[What you need to do] Determine how many lines in the data below contain "zone" and write only that number.

Saved data entries:
══════════════════════════════
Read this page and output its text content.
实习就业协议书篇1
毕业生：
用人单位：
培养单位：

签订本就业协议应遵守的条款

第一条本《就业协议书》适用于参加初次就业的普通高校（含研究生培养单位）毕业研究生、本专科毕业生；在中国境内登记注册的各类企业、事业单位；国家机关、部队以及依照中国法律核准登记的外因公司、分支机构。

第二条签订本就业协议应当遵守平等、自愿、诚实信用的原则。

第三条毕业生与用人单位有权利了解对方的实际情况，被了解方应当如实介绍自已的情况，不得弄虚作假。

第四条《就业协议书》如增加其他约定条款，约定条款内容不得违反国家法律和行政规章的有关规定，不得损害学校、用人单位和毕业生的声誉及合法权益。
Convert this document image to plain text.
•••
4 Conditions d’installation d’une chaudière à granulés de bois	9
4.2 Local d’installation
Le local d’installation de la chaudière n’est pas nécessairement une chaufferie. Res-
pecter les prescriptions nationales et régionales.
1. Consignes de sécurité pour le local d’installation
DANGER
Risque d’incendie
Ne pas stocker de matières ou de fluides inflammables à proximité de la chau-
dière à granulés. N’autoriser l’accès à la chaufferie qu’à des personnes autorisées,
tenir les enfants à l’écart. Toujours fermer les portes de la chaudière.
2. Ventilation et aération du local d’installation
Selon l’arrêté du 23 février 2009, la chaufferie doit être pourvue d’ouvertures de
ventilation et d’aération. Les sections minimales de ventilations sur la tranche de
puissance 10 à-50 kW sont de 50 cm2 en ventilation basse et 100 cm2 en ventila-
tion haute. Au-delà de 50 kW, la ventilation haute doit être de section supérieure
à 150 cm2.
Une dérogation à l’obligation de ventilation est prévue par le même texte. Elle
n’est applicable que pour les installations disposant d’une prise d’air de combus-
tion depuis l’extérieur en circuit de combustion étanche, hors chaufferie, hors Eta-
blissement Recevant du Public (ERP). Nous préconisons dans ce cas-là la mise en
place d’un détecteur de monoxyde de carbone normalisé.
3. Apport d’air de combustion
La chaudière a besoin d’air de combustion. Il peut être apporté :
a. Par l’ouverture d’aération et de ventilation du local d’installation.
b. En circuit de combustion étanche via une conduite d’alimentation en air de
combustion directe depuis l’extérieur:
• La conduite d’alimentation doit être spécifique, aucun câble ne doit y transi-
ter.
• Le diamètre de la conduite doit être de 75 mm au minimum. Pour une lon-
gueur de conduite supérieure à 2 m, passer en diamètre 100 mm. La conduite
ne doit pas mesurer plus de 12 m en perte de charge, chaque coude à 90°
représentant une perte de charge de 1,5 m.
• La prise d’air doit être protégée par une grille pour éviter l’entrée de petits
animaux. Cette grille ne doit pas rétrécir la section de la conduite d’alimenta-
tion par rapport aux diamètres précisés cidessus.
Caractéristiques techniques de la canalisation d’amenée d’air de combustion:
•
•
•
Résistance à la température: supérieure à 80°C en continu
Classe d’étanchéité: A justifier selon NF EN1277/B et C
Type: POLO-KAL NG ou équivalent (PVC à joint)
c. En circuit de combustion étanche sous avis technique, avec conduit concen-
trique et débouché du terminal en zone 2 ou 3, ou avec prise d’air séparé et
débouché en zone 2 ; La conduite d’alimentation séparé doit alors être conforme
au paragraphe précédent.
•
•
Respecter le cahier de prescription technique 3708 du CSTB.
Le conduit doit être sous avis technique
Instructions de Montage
══════════════════════════════
[Output for this exercise] 2